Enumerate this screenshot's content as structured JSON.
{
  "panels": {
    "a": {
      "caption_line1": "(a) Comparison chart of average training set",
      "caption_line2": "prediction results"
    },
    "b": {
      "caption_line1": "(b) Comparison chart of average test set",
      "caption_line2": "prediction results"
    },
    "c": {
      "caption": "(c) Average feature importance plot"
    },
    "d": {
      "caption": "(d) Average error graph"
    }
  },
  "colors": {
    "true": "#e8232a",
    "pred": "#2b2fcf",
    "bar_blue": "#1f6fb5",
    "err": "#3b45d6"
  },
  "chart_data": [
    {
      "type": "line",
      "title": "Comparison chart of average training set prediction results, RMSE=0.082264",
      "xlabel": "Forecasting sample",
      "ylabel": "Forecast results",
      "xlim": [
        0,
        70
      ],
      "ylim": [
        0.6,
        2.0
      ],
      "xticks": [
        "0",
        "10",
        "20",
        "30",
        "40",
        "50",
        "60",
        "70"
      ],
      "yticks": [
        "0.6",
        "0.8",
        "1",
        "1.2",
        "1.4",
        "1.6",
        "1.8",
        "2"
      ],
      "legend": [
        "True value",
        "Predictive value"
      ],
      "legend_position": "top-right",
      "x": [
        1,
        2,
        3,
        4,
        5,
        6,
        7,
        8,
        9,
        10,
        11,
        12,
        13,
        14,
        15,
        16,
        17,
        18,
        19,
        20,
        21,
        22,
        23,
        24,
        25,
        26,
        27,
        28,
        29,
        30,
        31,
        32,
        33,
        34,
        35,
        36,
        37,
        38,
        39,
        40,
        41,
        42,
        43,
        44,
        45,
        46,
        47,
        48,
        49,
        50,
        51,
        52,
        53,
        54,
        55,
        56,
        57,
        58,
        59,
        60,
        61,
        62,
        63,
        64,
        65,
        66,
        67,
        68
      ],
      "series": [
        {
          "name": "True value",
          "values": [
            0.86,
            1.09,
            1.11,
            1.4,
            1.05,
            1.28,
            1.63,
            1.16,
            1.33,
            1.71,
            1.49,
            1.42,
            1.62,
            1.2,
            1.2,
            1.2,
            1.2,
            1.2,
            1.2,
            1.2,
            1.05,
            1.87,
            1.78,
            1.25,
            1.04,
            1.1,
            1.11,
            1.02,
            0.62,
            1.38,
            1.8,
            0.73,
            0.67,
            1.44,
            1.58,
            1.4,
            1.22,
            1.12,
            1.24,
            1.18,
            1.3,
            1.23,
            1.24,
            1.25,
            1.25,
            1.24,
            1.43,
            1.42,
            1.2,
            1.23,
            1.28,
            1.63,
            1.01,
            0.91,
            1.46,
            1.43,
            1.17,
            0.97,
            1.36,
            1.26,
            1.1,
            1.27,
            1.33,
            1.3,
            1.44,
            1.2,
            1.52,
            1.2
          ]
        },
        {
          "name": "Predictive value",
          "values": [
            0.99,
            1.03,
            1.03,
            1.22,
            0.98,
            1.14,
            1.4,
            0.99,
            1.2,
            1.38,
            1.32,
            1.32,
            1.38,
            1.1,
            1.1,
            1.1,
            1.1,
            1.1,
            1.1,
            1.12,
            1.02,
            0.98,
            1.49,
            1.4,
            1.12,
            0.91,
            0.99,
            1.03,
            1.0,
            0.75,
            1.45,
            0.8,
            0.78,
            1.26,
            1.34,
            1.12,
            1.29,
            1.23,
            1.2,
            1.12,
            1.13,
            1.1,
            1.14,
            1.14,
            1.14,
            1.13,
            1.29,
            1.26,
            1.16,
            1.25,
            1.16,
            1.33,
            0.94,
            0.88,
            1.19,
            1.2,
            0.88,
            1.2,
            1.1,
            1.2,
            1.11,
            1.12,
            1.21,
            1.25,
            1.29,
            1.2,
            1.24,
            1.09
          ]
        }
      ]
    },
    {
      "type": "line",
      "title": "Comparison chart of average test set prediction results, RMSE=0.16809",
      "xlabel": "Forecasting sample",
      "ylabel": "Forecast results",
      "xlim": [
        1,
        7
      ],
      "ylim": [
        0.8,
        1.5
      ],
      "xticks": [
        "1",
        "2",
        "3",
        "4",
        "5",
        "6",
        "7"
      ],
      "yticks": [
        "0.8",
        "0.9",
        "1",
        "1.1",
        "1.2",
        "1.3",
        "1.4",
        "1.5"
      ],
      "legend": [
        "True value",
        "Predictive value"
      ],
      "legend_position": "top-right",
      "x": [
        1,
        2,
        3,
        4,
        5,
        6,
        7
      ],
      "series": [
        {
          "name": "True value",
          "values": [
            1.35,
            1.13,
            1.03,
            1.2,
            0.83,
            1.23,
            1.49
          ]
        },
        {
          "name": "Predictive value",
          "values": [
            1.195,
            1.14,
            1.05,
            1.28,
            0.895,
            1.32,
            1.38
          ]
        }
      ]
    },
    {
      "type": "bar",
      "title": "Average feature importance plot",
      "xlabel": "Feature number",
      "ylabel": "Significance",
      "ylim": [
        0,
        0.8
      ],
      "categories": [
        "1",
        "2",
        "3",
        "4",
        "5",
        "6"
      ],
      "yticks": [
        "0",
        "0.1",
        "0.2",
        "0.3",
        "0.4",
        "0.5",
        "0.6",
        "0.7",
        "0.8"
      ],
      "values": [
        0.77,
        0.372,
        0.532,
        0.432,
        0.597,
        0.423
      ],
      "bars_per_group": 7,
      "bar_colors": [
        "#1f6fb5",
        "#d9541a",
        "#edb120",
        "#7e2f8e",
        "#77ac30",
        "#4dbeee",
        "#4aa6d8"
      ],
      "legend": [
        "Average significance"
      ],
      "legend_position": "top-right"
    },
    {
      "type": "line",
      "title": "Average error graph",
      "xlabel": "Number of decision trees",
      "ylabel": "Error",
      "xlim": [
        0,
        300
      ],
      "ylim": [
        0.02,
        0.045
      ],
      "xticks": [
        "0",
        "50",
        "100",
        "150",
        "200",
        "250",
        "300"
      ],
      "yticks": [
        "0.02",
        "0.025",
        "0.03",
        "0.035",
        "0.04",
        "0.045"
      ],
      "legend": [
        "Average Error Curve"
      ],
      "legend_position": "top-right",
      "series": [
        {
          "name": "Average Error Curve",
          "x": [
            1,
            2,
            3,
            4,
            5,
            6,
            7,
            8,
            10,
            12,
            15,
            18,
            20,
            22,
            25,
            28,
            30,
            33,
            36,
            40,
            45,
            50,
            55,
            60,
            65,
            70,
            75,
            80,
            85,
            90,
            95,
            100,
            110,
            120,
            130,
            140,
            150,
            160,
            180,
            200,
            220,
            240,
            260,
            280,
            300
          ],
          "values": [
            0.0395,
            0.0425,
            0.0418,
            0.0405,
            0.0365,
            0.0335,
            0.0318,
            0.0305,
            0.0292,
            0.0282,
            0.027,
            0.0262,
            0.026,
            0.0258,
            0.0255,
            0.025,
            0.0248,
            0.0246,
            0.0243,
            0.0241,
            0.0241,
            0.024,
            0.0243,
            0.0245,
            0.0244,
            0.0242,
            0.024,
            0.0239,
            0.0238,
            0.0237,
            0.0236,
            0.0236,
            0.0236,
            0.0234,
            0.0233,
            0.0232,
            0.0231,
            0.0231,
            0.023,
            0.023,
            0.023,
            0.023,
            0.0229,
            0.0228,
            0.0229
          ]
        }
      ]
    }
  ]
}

> **Problem statement**
Transcribe the material above in its entirety. Match it exactly.

> **Response to the task**
Enumerate this screenshot's content as structured JSON.
{
  "panels": {
    "a": {
      "caption_line1": "(a) Comparison chart of average training set",
      "caption_line2": "prediction results"
    },
    "b": {
      "caption_line1": "(b) Comparison chart of average test set",
      "caption_line2": "prediction results"
    },
    "c": {
      "caption": "(c) Average feature importance plot"
    },
    "d": {
      "caption": "(d) Average error graph"
    }
  },
  "colors": {
    "true": "#e8232a",
    "pred": "#2b2fcf",
    "bar_blue": "#1f6fb5",
    "err": "#3b45d6"
  },
  "chart_data": [
    {
      "type": "line",
      "title": "Comparison chart of average training set prediction results, RMSE=0.082264",
      "xlabel": "Forecasting sample",
      "ylabel": "Forecast results",
      "xlim": [
        0,
        70
      ],
      "ylim": [
        0.6,
        2.0
      ],
      "xticks": [
        "0",
        "10",
        "20",
        "30",
        "40",
        "50",
        "60",
        "70"
      ],
      "yticks": [
        "0.6",
        "0.8",
        "1",
        "1.2",
        "1.4",
        "1.6",
        "1.8",
        "2"
      ],
      "legend": [
        "True value",
        "Predictive value"
      ],
      "legend_position": "top-right",
      "x": [
        1,
        2,
        3,
        4,
        5,
        6,
        7,
        8,
        9,
        10,
        11,
        12,
        13,
        14,
        15,
        16,
        17,
        18,
        19,
        20,
        21,
        22,
        23,
        24,
        25,
        26,
        27,
        28,
        29,
        30,
        31,
        32,
        33,
        34,
        35,
        36,
        37,
        38,
        39,
        40,
        41,
        42,
        43,
        44,
        45,
        46,
        47,
        48,
        49,
        50,
        51,
        52,
        53,
        54,
        55,
        56,
        57,
        58,
        59,
        60,
        61,
        62,
        63,
        64,
        65,
        66,
        67,
        68
      ],
      "series": [
        {
          "name": "True value",
          "values": [
            0.86,
            1.09,
            1.11,
            1.4,
            1.05,
            1.28,
            1.63,
            1.16,
            1.33,
            1.71,
            1.49,
            1.42,
            1.62,
            1.2,
            1.2,
            1.2,
            1.2,
            1.2,
            1.2,
            1.2,
            1.05,
            1.87,
            1.78,
            1.25,
            1.04,
            1.1,
            1.11,
            1.02,
            0.62,
            1.38,
            1.8,
            0.73,
            0.67,
            1.44,
            1.58,
            1.4,
            1.22,
            1.12,
            1.24,
            1.18,
            1.3,
            1.23,
            1.24,
            1.25,
            1.25,
            1.24,
            1.43,
            1.42,
            1.2,
            1.23,
            1.28,
            1.63,
            1.01,
            0.91,
            1.46,
            1.43,
            1.17,
            0.97,
            1.36,
            1.26,
            1.1,
            1.27,
            1.33,
            1.3,
            1.44,
            1.2,
            1.52,
            1.2
          ]
        },
        {
          "name": "Predictive value",
          "values": [
            0.99,
            1.03,
            1.03,
            1.22,
            0.98,
            1.14,
            1.4,
            0.99,
            1.2,
            1.38,
            1.32,
            1.32,
            1.38,
            1.1,
            1.1,
            1.1,
            1.1,
            1.1,
            1.1,
            1.12,
            1.02,
            0.98,
            1.49,
            1.4,
            1.12,
            0.91,
            0.99,
            1.03,
            1.0,
            0.75,
            1.45,
            0.8,
            0.78,
            1.26,
            1.34,
            1.12,
            1.29,
            1.23,
            1.2,
            1.12,
            1.13,
            1.1,
            1.14,
            1.14,
            1.14,
            1.13,
            1.29,
            1.26,
            1.16,
            1.25,
            1.16,
            1.33,
            0.94,
            0.88,
            1.19,
            1.2,
            0.88,
            1.2,
            1.1,
            1.2,
            1.11,
            1.12,
            1.21,
            1.25,
            1.29,
            1.2,
            1.24,
            1.09
          ]
        }
      ]
    },
    {
      "type": "line",
      "title": "Comparison chart of average test set prediction results, RMSE=0.16809",
      "xlabel": "Forecasting sample",
      "ylabel": "Forecast results",
      "xlim": [
        1,
        7
      ],
      "ylim": [
        0.8,
        1.5
      ],
      "xticks": [
        "1",
        "2",
        "3",
        "4",
        "5",
        "6",
        "7"
      ],
      "yticks": [
        "0.8",
        "0.9",
        "1",
        "1.1",
        "1.2",
        "1.3",
        "1.4",
        "1.5"
      ],
      "legend": [
        "True value",
        "Predictive value"
      ],
      "legend_position": "top-right",
      "x": [
        1,
        2,
        3,
        4,
        5,
        6,
        7
      ],
      "series": [
        {
          "name": "True value",
          "values": [
            1.35,
            1.13,
            1.03,
            1.2,
            0.83,
            1.23,
            1.49
          ]
        },
        {
          "name": "Predictive value",
          "values": [
            1.195,
            1.14,
            1.05,
            1.28,
            0.895,
            1.32,
            1.38
          ]
        }
      ]
    },
    {
      "type": "bar",
      "title": "Average feature importance plot",
      "xlabel": "Feature number",
      "ylabel": "Significance",
      "ylim": [
        0,
        0.8
      ],
      "categories": [
        "1",
        "2",
        "3",
        "4",
        "5",
        "6"
      ],
      "yticks": [
        "0",
        "0.1",
        "0.2",
        "0.3",
        "0.4",
        "0.5",
        "0.6",
        "0.7",
        "0.8"
      ],
      "values": [
        0.77,
        0.372,
        0.532,
        0.432,
        0.597,
        0.423
      ],
      "bars_per_group": 7,
      "bar_colors": [
        "#1f6fb5",
        "#d9541a",
        "#edb120",
        "#7e2f8e",
        "#77ac30",
        "#4dbeee",
        "#4aa6d8"
      ],
      "legend": [
        "Average significance"
      ],
      "legend_position": "top-right"
    },
    {
      "type": "line",
      "title": "Average error graph",
      "xlabel": "Number of decision trees",
      "ylabel": "Error",
      "xlim": [
        0,
        300
      ],
      "ylim": [
        0.02,
        0.045
      ],
      "xticks": [
        "0",
        "50",
        "100",
        "150",
        "200",
        "250",
        "300"
      ],
      "yticks": [
        "0.02",
        "0.025",
        "0.03",
        "0.035",
        "0.04",
        "0.045"
      ],
      "legend": [
        "Average Error Curve"
      ],
      "legend_position": "top-right",
      "series": [
        {
          "name": "Average Error Curve",
          "x": [
            1,
            2,
            3,
            4,
            5,
            6,
            7,
            8,
            10,
            12,
            15,
            18,
            20,
            22,
            25,
            28,
            30,
            33,
            36,
            40,
            45,
            50,
            55,
            60,
            65,
            70,
            75,
            80,
            85,
            90,
            95,
            100,
            110,
            120,
            130,
            140,
            150,
            160,
            180,
            200,
            220,
            240,
            260,
            280,
            300
          ],
          "values": [
            0.0395,
            0.0425,
            0.0418,
            0.0405,
            0.0365,
            0.0335,
            0.0318,
            0.0305,
            0.0292,
            0.0282,
            0.027,
            0.0262,
            0.026,
            0.0258,
            0.0255,
            0.025,
            0.0248,
            0.0246,
            0.0243,
            0.0241,
            0.0241,
            0.024,
            0.0243,
            0.0245,
            0.0244,
            0.0242,
            0.024,
            0.0239,
            0.0238,
            0.0237,
            0.0236,
            0.0236,
            0.0236,
            0.0234,
            0.0233,
            0.0232,
            0.0231,
            0.0231,
            0.023,
            0.023,
            0.023,
            0.023,
            0.0229,
            0.0228,
            0.0229
          ]
        }
      ]
    }
  ]
}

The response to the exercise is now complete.